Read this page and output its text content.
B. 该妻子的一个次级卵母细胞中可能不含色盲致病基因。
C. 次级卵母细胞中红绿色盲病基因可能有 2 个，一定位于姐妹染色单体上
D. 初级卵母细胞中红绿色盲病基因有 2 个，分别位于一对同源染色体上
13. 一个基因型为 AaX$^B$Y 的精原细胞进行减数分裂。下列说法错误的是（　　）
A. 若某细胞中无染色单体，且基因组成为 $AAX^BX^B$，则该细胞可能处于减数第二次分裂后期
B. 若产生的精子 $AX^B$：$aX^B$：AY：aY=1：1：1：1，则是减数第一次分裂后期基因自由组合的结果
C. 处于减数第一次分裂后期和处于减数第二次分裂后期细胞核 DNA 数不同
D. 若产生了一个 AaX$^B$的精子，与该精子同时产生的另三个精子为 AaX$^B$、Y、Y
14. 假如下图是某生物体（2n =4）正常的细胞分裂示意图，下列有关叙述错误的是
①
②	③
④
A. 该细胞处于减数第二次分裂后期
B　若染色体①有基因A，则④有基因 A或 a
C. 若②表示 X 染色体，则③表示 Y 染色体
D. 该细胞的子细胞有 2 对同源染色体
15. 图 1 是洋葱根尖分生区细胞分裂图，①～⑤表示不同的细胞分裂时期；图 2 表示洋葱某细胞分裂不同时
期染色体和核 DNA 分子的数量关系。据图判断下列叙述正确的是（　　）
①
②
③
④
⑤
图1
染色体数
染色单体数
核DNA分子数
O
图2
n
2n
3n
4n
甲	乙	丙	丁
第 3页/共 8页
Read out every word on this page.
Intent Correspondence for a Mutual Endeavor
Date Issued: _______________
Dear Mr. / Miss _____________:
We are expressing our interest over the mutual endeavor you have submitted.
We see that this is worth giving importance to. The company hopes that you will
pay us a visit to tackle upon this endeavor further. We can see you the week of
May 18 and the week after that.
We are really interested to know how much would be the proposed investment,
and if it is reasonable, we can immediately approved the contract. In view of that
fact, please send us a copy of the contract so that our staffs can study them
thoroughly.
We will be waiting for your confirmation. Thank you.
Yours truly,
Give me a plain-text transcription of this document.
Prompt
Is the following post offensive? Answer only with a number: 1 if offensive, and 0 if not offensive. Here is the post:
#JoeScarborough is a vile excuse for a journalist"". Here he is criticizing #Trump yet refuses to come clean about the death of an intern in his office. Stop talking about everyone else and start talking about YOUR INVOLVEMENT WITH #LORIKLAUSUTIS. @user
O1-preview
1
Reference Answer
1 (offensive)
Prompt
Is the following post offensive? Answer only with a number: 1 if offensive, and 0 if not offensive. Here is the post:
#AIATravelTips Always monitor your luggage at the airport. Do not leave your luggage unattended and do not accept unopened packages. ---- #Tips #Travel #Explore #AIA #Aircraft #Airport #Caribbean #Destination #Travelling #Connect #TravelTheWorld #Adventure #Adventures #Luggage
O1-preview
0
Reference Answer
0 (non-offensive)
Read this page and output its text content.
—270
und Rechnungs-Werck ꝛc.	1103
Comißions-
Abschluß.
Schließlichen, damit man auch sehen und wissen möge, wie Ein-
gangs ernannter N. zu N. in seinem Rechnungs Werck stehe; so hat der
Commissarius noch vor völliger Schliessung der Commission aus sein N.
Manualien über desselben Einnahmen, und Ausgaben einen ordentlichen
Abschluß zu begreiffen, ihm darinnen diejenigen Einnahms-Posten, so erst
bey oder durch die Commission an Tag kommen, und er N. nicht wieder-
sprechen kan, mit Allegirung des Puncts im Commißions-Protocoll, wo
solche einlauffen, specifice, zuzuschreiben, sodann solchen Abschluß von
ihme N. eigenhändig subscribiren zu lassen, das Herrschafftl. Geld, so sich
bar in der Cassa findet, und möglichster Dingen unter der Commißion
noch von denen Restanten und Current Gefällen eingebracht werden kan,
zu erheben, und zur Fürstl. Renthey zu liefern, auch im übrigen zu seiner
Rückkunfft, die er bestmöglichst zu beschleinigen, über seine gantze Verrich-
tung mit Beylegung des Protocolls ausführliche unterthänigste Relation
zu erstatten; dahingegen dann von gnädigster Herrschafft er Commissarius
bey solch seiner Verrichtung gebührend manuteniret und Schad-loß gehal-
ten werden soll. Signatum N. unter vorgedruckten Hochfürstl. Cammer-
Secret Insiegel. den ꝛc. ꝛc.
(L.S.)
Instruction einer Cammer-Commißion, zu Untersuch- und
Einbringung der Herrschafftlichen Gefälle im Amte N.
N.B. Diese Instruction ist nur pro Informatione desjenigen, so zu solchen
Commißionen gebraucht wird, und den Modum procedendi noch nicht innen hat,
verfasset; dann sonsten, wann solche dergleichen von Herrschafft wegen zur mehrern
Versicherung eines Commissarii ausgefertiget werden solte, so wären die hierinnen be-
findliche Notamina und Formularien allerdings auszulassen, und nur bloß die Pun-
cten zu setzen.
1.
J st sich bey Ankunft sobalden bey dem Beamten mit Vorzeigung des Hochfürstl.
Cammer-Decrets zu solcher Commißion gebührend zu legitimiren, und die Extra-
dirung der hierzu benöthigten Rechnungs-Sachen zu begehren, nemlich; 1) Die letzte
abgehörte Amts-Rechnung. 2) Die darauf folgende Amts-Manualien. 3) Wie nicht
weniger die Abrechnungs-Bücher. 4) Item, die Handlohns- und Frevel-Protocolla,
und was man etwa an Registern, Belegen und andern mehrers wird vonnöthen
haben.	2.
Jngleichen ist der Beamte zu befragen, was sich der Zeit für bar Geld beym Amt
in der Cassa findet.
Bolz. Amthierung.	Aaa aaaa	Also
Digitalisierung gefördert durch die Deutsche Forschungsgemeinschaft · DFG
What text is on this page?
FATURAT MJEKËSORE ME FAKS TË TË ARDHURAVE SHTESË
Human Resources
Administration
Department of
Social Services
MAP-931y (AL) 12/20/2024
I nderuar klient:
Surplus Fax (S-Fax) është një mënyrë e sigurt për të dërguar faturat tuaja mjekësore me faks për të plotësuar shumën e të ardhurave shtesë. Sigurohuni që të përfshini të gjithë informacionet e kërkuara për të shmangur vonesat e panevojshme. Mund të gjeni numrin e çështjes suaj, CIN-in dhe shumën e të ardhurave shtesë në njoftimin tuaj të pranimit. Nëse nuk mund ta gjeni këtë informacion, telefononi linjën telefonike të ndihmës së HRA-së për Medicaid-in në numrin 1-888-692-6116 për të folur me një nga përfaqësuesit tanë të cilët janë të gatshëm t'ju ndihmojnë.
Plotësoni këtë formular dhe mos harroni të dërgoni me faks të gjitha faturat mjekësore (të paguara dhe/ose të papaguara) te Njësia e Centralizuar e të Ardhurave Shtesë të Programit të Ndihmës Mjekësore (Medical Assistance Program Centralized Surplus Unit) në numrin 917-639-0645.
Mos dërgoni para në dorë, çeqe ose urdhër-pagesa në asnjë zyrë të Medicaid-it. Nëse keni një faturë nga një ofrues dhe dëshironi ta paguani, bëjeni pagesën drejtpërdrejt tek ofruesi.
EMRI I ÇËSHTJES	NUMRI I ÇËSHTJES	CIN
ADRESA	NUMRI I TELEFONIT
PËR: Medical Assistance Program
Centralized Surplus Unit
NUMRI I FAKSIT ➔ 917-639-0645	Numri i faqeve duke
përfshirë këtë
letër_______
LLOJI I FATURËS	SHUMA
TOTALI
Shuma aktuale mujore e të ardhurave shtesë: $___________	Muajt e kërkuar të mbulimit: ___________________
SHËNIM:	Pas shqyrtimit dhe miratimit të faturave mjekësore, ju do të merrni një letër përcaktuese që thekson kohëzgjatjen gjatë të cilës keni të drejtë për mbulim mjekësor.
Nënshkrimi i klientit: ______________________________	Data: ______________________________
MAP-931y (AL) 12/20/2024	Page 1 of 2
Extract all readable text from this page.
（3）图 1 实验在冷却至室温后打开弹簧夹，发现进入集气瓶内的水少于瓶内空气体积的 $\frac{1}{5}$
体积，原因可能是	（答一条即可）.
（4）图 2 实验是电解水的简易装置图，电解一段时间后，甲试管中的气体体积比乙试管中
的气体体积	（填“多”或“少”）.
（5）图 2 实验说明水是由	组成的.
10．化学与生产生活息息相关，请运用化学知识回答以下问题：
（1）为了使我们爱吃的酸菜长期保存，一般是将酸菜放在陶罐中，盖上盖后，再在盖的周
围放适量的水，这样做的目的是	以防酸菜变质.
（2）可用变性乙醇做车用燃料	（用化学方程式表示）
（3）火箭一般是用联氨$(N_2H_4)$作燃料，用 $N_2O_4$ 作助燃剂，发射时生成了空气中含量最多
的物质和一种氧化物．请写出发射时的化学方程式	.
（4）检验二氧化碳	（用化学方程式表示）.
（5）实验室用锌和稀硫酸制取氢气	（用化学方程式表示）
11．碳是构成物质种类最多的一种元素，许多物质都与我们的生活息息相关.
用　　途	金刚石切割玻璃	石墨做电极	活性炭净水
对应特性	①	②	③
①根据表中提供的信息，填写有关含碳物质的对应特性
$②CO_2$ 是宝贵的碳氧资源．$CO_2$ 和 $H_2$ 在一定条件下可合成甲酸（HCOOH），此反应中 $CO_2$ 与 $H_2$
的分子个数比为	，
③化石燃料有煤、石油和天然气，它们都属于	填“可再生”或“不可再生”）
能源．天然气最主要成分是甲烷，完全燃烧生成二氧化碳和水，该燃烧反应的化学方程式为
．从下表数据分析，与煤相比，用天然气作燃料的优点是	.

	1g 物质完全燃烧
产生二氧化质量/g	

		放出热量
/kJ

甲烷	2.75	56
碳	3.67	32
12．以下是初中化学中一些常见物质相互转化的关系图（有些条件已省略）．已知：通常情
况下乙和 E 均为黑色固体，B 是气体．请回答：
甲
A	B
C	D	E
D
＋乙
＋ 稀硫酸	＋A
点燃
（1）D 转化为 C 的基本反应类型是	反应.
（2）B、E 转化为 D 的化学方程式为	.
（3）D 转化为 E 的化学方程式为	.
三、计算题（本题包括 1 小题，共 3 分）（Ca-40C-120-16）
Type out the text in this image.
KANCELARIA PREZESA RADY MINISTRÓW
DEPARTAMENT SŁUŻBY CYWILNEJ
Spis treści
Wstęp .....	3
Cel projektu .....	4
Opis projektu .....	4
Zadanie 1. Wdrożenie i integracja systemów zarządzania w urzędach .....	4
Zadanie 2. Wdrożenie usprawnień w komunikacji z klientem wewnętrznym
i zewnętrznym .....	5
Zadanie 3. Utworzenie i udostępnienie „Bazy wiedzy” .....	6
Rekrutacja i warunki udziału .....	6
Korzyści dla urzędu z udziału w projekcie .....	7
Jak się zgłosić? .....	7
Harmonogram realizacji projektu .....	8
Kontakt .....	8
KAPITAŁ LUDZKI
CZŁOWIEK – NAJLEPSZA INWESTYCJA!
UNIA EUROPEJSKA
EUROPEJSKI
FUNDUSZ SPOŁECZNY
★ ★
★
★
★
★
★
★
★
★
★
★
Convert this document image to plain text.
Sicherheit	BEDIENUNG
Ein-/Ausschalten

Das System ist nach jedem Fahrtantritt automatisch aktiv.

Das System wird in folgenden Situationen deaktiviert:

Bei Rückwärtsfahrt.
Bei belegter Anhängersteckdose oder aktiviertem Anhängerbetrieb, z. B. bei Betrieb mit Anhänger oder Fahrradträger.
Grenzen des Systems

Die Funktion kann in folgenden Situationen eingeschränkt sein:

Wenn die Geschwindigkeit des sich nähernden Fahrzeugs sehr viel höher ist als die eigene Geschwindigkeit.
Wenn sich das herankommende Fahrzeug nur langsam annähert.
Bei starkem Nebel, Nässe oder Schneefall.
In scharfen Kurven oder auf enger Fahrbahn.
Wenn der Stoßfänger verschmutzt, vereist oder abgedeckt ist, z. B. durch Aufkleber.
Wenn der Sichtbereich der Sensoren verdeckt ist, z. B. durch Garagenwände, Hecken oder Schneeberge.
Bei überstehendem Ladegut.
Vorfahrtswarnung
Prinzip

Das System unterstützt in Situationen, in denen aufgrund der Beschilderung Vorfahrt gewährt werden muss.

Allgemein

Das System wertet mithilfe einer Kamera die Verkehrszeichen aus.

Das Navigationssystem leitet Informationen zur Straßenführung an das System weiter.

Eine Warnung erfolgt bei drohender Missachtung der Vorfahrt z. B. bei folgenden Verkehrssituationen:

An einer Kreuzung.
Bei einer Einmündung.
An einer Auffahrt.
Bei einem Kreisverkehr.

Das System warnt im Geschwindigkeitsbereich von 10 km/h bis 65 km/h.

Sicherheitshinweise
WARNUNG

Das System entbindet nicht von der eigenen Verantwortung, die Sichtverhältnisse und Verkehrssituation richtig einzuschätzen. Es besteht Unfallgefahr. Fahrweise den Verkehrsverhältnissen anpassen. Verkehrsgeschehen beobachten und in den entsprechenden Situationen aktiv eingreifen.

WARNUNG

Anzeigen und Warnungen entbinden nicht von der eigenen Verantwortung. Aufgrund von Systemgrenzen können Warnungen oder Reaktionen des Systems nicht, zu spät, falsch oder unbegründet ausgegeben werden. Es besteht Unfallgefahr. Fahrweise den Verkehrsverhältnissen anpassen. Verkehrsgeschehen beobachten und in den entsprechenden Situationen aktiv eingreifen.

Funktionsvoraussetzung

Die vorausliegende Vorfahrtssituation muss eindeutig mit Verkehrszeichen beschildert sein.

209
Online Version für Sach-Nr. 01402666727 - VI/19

────────────────────

Requirements:
For the listing above, give the number of lines in which the string "Wenn" occurs, and nothing else.

Solved exercise:
4